>> START MATERIAL SUPPLIED

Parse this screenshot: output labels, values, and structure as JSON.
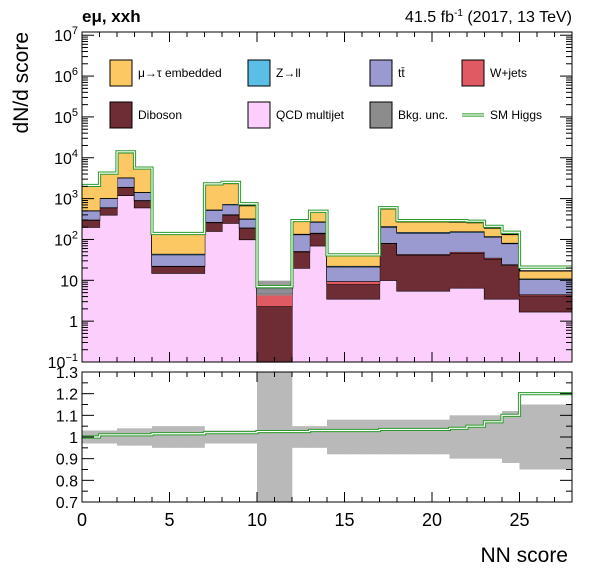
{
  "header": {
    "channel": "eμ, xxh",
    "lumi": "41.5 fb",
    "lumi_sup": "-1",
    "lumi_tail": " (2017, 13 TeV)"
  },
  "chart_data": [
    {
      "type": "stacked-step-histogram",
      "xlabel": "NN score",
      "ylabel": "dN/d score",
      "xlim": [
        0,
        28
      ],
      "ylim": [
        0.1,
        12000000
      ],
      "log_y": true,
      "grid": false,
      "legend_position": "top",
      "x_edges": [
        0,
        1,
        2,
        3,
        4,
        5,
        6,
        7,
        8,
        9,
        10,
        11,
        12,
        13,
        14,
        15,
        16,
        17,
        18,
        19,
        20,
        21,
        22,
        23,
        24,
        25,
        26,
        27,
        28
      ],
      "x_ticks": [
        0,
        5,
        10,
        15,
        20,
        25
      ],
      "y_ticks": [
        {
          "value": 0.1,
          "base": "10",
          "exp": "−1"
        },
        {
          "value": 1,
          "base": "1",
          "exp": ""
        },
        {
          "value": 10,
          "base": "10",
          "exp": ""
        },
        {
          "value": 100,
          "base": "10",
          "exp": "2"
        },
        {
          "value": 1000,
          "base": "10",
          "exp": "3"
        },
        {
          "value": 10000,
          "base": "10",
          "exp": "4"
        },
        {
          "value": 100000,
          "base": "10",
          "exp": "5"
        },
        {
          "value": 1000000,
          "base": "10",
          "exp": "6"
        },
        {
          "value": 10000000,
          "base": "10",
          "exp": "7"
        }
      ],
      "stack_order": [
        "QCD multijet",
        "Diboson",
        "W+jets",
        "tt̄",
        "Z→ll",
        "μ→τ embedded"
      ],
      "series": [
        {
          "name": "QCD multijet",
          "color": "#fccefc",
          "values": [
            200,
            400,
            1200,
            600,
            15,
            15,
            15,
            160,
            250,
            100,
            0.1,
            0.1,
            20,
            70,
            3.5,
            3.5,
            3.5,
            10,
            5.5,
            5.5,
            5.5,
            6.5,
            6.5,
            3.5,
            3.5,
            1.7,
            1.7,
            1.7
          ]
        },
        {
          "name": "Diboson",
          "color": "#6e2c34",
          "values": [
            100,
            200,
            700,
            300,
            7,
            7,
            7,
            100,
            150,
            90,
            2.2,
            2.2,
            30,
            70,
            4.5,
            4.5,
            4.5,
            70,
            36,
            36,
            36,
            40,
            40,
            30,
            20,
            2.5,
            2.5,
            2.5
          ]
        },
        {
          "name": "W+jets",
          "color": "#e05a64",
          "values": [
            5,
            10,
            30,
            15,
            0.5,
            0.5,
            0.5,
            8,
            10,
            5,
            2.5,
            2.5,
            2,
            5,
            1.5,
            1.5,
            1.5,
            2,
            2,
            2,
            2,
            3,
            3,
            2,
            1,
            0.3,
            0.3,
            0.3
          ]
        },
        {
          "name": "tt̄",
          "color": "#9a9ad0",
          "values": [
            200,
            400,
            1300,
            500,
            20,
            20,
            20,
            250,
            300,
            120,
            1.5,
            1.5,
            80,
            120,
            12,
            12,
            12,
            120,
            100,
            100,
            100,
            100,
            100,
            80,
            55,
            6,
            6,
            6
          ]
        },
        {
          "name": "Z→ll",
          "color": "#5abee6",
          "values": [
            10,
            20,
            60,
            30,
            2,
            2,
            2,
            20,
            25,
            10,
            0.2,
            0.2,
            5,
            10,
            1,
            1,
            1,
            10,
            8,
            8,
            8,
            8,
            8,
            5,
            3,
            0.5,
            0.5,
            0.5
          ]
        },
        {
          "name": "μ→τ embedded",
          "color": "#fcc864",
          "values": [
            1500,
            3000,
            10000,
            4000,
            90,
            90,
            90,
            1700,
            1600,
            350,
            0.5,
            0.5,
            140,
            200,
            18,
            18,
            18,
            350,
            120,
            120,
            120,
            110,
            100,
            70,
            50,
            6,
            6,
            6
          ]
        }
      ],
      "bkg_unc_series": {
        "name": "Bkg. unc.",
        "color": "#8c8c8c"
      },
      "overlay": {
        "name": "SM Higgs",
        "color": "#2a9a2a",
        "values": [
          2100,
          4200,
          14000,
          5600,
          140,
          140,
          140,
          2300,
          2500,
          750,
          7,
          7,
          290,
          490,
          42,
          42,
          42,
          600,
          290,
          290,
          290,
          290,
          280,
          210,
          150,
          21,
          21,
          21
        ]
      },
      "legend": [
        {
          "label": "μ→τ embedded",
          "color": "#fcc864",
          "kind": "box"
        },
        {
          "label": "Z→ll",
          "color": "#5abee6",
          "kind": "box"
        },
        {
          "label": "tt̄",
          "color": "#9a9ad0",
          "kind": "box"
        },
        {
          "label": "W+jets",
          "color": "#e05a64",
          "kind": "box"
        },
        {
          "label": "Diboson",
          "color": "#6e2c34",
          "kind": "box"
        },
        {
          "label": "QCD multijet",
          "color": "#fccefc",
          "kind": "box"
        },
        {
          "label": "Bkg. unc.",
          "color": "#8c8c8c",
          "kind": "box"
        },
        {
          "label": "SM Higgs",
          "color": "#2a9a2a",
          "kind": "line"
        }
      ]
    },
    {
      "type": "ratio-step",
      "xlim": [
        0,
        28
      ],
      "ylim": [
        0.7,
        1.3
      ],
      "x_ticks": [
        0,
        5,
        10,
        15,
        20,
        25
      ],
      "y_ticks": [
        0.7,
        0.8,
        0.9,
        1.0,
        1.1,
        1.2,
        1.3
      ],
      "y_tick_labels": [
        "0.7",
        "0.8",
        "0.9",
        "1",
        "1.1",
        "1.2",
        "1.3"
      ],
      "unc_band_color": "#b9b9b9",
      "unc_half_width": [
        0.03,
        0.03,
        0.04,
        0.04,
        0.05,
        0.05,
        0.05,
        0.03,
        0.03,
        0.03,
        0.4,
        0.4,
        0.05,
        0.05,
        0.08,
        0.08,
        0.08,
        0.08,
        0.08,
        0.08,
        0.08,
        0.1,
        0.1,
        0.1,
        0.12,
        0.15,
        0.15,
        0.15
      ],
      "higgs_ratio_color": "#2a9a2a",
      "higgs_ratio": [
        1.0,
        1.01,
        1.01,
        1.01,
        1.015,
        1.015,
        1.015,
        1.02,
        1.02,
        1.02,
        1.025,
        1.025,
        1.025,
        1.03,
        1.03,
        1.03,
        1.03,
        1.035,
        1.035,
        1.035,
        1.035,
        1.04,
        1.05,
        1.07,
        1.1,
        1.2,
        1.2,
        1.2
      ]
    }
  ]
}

>> END MATERIAL SUPPLIED
>> START MATERIAL SUPPLIED

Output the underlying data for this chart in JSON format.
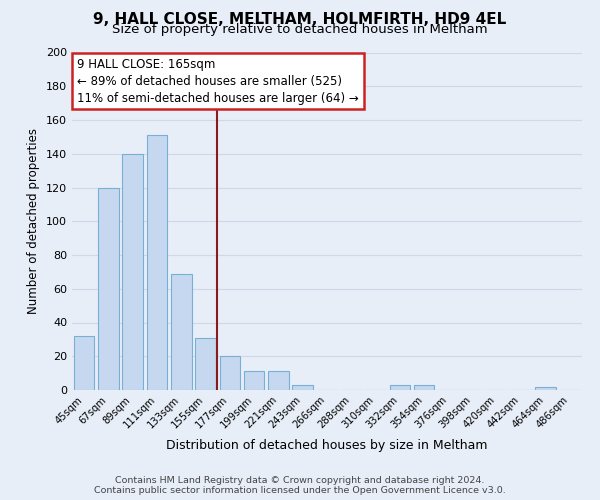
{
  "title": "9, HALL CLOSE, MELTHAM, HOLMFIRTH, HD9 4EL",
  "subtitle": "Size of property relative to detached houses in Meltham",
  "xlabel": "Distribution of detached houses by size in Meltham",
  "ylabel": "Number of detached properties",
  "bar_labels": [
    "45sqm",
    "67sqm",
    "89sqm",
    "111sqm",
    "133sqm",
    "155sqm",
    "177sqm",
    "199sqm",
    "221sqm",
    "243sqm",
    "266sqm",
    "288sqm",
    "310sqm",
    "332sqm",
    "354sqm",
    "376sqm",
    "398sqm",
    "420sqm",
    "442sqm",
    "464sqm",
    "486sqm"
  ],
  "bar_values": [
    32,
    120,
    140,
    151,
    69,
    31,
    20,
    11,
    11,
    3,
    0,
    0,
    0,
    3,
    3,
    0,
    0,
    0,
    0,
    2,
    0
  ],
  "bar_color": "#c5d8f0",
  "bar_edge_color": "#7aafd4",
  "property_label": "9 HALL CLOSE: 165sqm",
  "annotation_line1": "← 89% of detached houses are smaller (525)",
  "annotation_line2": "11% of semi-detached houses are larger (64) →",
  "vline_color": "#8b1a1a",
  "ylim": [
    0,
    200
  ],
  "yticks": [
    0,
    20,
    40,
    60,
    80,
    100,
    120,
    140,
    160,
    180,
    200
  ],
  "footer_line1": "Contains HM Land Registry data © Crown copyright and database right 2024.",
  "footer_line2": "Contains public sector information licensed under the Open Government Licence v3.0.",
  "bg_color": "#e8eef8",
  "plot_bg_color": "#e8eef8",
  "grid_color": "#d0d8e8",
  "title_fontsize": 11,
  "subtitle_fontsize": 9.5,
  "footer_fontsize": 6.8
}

>> END MATERIAL SUPPLIED

• STATED TASK
Take every line from the records above that has the word "detached" and copy it.

• WRITTEN ANSWER
  "subtitle": "Size of property relative to detached houses in Meltham",
  "xlabel": "Distribution of detached houses by size in Meltham",
  "ylabel": "Number of detached properties",
  "annotation_line1": "← 89% of detached houses are smaller (525)",
  "annotation_line2": "11% of semi-detached houses are larger (64) →",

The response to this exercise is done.